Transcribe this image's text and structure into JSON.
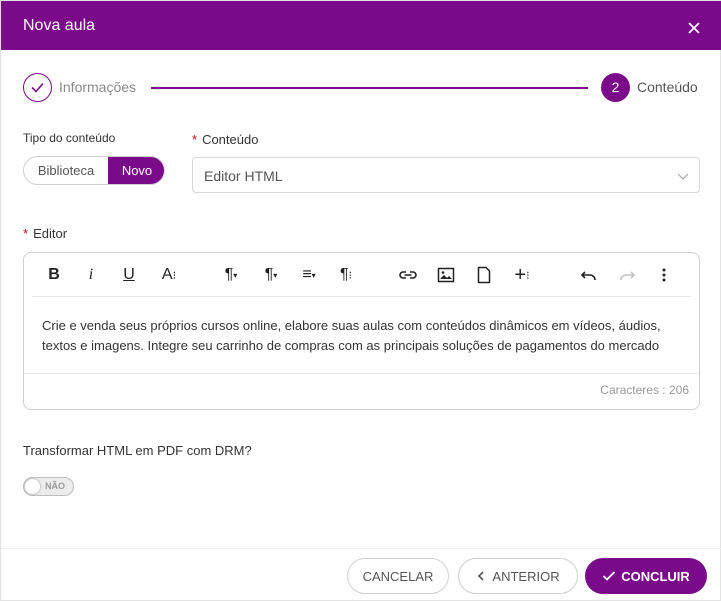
{
  "dialog": {
    "title": "Nova aula"
  },
  "stepper": {
    "step1": {
      "label": "Informações"
    },
    "step2": {
      "number": "2",
      "label": "Conteúdo"
    }
  },
  "tipo": {
    "label": "Tipo do conteúdo",
    "options": [
      "Biblioteca",
      "Novo"
    ],
    "selected": "Novo"
  },
  "conteudo": {
    "required_mark": "*",
    "label": "Conteúdo",
    "value": "Editor HTML"
  },
  "editor": {
    "required_mark": "*",
    "label": "Editor",
    "text": "Crie e venda seus próprios cursos online, elabore suas aulas com conteúdos dinâmicos em vídeos, áudios, textos e imagens. Integre seu carrinho de compras com as principais soluções de pagamentos do mercado",
    "counter": "Caracteres : 206",
    "toolbar": {
      "bold": "B",
      "italic": "i",
      "underline": "U",
      "font_size": "A",
      "paragraph_style": "¶",
      "paragraph_format": "¶",
      "align": "≡",
      "more_paragraph": "¶",
      "insert_more": "+"
    }
  },
  "drm": {
    "label": "Transformar HTML em PDF com DRM?",
    "toggle_text": "NÃO"
  },
  "buttons": {
    "cancel": "CANCELAR",
    "previous": "ANTERIOR",
    "finish": "CONCLUIR"
  },
  "colors": {
    "primary": "#7b0a8a",
    "required": "#d0021b"
  }
}
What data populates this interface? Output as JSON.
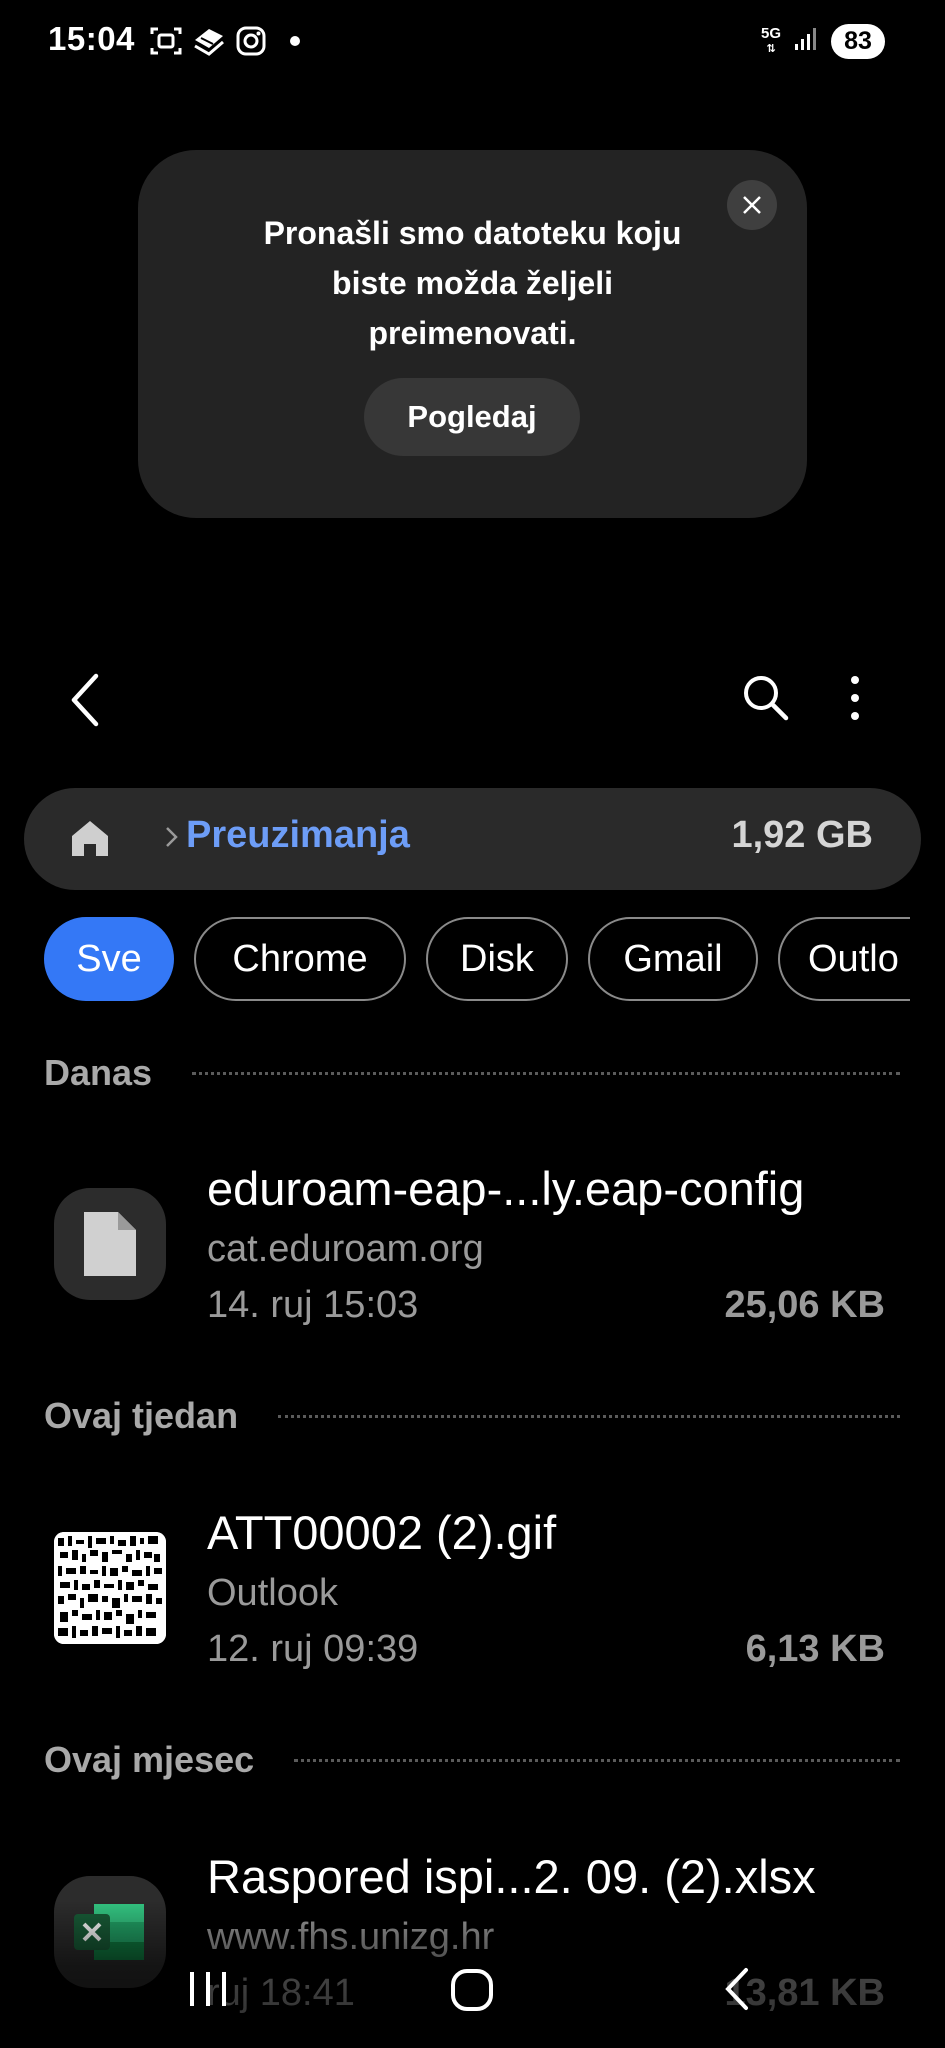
---+---
# [TASK INSTRUCTIONS]
State only the count of lines above that hold the string "label".

# [RESULT OF THE TASK]
6